▸ **WORK TO BE COMPLETED**:
Give a verbatim copy of the lines below, minus the pictures.

** START OF EXERCISE MATERIALS **

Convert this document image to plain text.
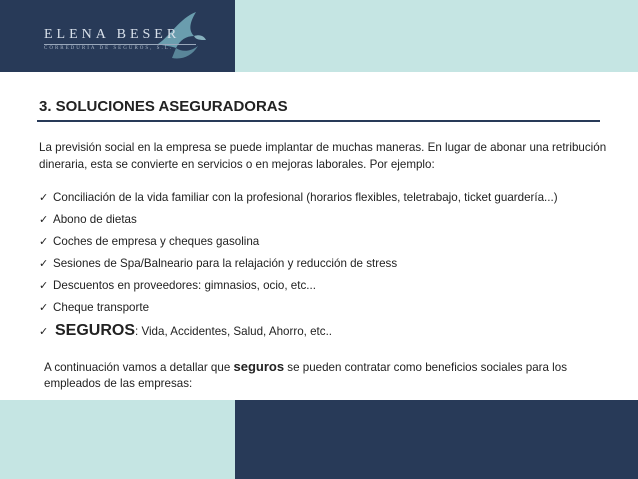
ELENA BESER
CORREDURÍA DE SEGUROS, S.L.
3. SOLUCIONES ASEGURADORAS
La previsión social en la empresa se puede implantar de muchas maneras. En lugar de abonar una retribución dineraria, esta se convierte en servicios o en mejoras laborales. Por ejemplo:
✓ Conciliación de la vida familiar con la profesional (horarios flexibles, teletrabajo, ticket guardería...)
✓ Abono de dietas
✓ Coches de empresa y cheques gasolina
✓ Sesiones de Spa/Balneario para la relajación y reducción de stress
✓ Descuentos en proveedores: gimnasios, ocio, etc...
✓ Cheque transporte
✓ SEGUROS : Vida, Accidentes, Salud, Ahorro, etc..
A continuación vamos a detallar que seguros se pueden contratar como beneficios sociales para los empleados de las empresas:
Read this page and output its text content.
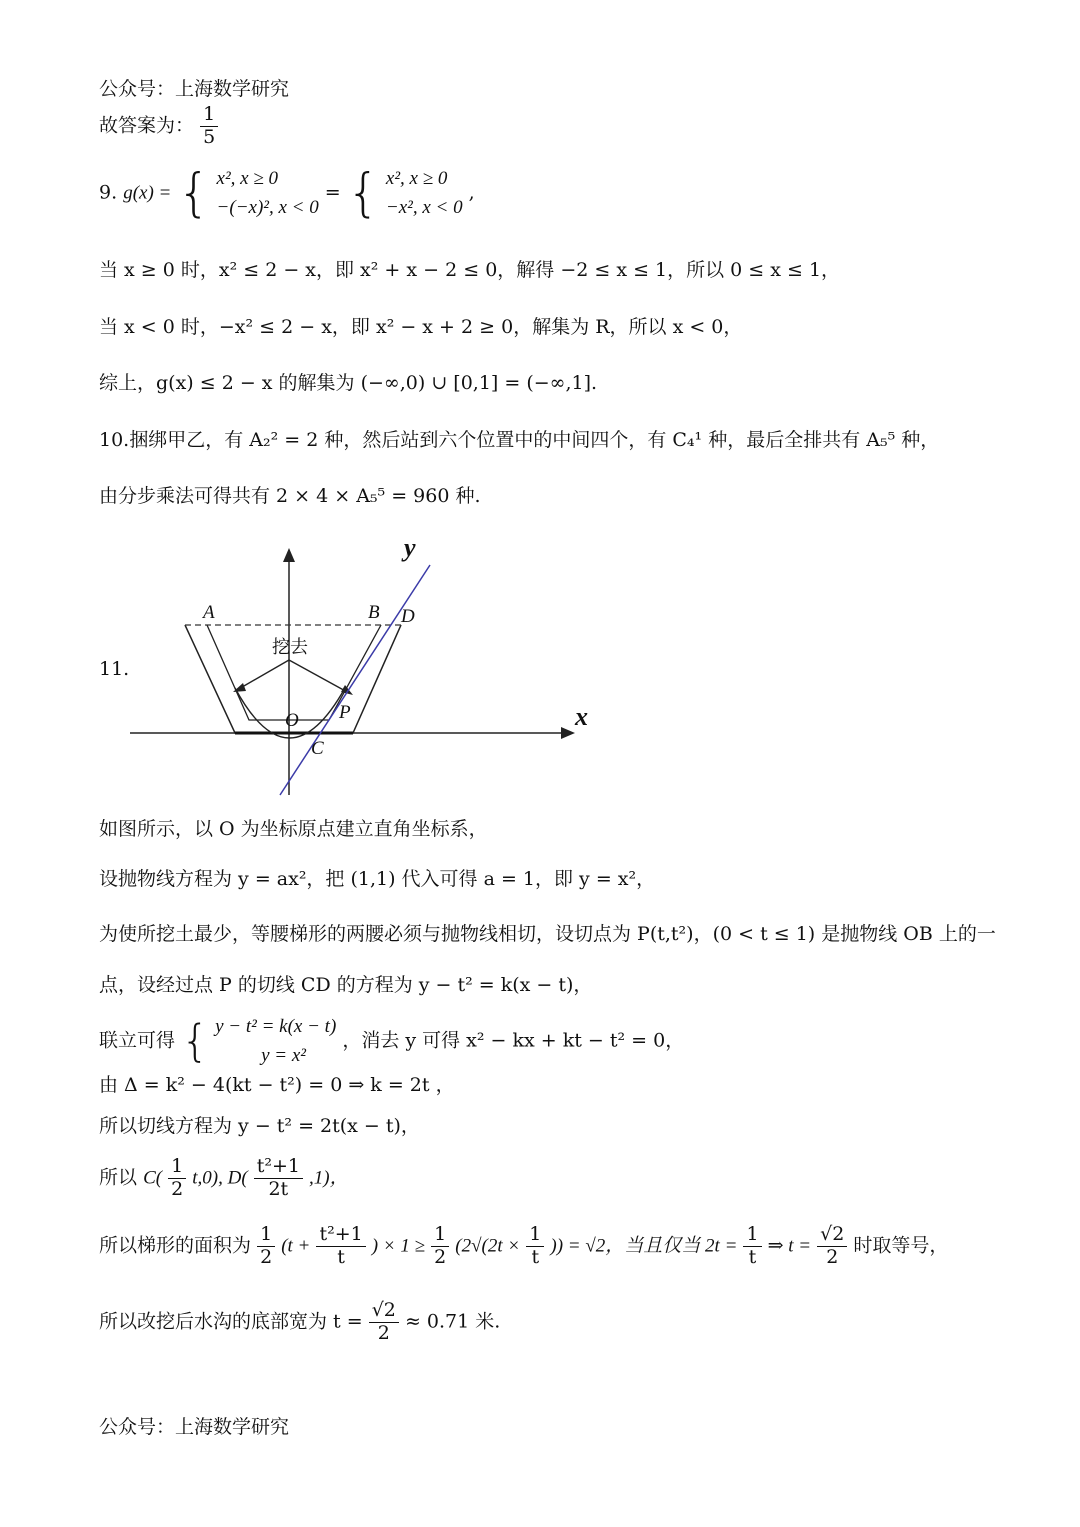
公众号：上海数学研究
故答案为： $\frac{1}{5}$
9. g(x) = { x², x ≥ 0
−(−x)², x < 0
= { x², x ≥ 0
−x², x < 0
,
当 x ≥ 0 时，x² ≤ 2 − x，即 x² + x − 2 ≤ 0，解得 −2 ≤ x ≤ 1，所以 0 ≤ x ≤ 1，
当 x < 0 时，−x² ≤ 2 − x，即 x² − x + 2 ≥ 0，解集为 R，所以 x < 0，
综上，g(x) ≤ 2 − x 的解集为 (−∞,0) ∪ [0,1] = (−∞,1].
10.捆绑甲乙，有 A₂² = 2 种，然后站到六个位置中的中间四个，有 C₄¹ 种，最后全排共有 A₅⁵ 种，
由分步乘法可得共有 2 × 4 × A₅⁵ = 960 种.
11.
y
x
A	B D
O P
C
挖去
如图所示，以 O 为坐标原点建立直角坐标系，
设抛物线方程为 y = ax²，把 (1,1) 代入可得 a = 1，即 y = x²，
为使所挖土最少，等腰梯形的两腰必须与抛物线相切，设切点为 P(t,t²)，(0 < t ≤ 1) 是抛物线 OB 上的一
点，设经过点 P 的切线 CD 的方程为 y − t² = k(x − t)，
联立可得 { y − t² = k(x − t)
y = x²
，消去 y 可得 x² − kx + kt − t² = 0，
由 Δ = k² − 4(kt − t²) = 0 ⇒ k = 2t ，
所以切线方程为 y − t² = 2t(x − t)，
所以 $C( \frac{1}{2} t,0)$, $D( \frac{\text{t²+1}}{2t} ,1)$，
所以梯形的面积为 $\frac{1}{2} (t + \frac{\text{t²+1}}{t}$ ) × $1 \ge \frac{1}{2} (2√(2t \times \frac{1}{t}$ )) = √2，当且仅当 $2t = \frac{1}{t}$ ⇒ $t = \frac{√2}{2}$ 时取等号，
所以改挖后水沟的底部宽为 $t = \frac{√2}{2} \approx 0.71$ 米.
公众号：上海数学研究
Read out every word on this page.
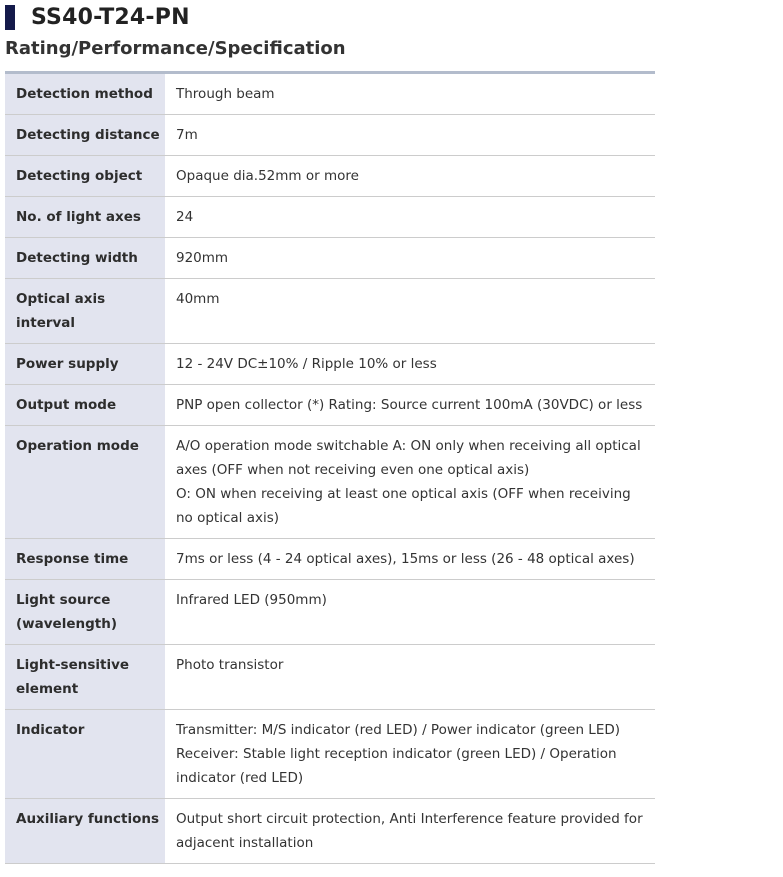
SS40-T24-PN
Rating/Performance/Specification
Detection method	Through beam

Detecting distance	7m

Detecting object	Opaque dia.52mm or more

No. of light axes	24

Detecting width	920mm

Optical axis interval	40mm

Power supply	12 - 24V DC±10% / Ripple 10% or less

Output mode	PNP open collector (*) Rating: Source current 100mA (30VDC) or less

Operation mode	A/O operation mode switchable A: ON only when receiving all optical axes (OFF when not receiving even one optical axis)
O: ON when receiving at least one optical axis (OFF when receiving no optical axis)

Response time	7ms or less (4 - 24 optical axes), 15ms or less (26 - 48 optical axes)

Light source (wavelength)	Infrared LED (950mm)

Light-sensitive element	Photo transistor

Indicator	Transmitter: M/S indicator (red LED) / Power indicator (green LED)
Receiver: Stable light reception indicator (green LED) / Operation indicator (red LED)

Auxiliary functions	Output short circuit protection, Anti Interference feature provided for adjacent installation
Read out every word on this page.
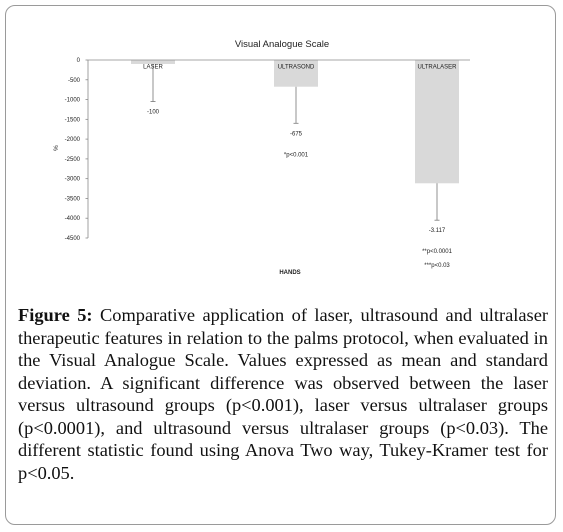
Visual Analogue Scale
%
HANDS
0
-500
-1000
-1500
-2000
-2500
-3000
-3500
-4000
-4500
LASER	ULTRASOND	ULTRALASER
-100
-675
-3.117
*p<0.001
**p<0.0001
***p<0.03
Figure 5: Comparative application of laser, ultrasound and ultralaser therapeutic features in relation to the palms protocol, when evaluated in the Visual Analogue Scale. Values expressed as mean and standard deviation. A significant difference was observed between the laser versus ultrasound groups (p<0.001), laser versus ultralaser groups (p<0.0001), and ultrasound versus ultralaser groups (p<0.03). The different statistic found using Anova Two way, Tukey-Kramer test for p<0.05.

** END OF EXERCISE MATERIALS **

▸ **RESPONSE FOR THIS EXERCISE**:
Convert this document image to plain text.
ELENA BESER
CORREDURÍA DE SEGUROS, S.L.
3. SOLUCIONES ASEGURADORAS
La previsión social en la empresa se puede implantar de muchas maneras. En lugar de abonar una retribución dineraria, esta se convierte en servicios o en mejoras laborales. Por ejemplo:
✓ Conciliación de la vida familiar con la profesional (horarios flexibles, teletrabajo, ticket guardería...)
✓ Abono de dietas
✓ Coches de empresa y cheques gasolina
✓ Sesiones de Spa/Balneario para la relajación y reducción de stress
✓ Descuentos en proveedores: gimnasios, ocio, etc...
✓ Cheque transporte
✓ SEGUROS : Vida, Accidentes, Salud, Ahorro, etc..
A continuación vamos a detallar que seguros se pueden contratar como beneficios sociales para los empleados de las empresas:
Read this page and output its text content.
公众号：上海数学研究
故答案为： $\frac{1}{5}$
9. g(x) = { x², x ≥ 0
−(−x)², x < 0
= { x², x ≥ 0
−x², x < 0
,
当 x ≥ 0 时，x² ≤ 2 − x，即 x² + x − 2 ≤ 0，解得 −2 ≤ x ≤ 1，所以 0 ≤ x ≤ 1，
当 x < 0 时，−x² ≤ 2 − x，即 x² − x + 2 ≥ 0，解集为 R，所以 x < 0，
综上，g(x) ≤ 2 − x 的解集为 (−∞,0) ∪ [0,1] = (−∞,1].
10.捆绑甲乙，有 A₂² = 2 种，然后站到六个位置中的中间四个，有 C₄¹ 种，最后全排共有 A₅⁵ 种，
由分步乘法可得共有 2 × 4 × A₅⁵ = 960 种.
11.
y
x
A	B D
O P
C
挖去
如图所示，以 O 为坐标原点建立直角坐标系，
设抛物线方程为 y = ax²，把 (1,1) 代入可得 a = 1，即 y = x²，
为使所挖土最少，等腰梯形的两腰必须与抛物线相切，设切点为 P(t,t²)，(0 < t ≤ 1) 是抛物线 OB 上的一
点，设经过点 P 的切线 CD 的方程为 y − t² = k(x − t)，
联立可得 { y − t² = k(x − t)
y = x²
，消去 y 可得 x² − kx + kt − t² = 0，
由 Δ = k² − 4(kt − t²) = 0 ⇒ k = 2t ，
所以切线方程为 y − t² = 2t(x − t)，
所以 $C( \frac{1}{2} t,0)$, $D( \frac{\text{t²+1}}{2t} ,1)$，
所以梯形的面积为 $\frac{1}{2} (t + \frac{\text{t²+1}}{t}$ ) × $1 \ge \frac{1}{2} (2√(2t \times \frac{1}{t}$ )) = √2，当且仅当 $2t = \frac{1}{t}$ ⇒ $t = \frac{√2}{2}$ 时取等号，
所以改挖后水沟的底部宽为 $t = \frac{√2}{2} \approx 0.71$ 米.
公众号：上海数学研究
Read out every word on this page.
SS40-T24-PN
Rating/Performance/Specification
Detection method	Through beam

Detecting distance	7m

Detecting object	Opaque dia.52mm or more

No. of light axes	24

Detecting width	920mm

Optical axis interval	40mm

Power supply	12 - 24V DC±10% / Ripple 10% or less

Output mode	PNP open collector (*) Rating: Source current 100mA (30VDC) or less

Operation mode	A/O operation mode switchable A: ON only when receiving all optical axes (OFF when not receiving even one optical axis)
O: ON when receiving at least one optical axis (OFF when receiving no optical axis)

Response time	7ms or less (4 - 24 optical axes), 15ms or less (26 - 48 optical axes)

Light source (wavelength)	Infrared LED (950mm)

Light-sensitive element	Photo transistor

Indicator	Transmitter: M/S indicator (red LED) / Power indicator (green LED)
Receiver: Stable light reception indicator (green LED) / Operation indicator (red LED)

Auxiliary functions	Output short circuit protection, Anti Interference feature provided for adjacent installation
Read out every word on this page.
Visual Analogue Scale
%
HANDS
0
-500
-1000
-1500
-2000
-2500
-3000
-3500
-4000
-4500
LASER	ULTRASOND	ULTRALASER
-100
-675
-3.117
*p<0.001
**p<0.0001
***p<0.03
Figure 5: Comparative application of laser, ultrasound and ultralaser therapeutic features in relation to the palms protocol, when evaluated in the Visual Analogue Scale. Values expressed as mean and standard deviation. A significant difference was observed between the laser versus ultrasound groups (p<0.001), laser versus ultralaser groups (p<0.0001), and ultrasound versus ultralaser groups (p<0.03). The different statistic found using Anova Two way, Tukey-Kramer test for p<0.05.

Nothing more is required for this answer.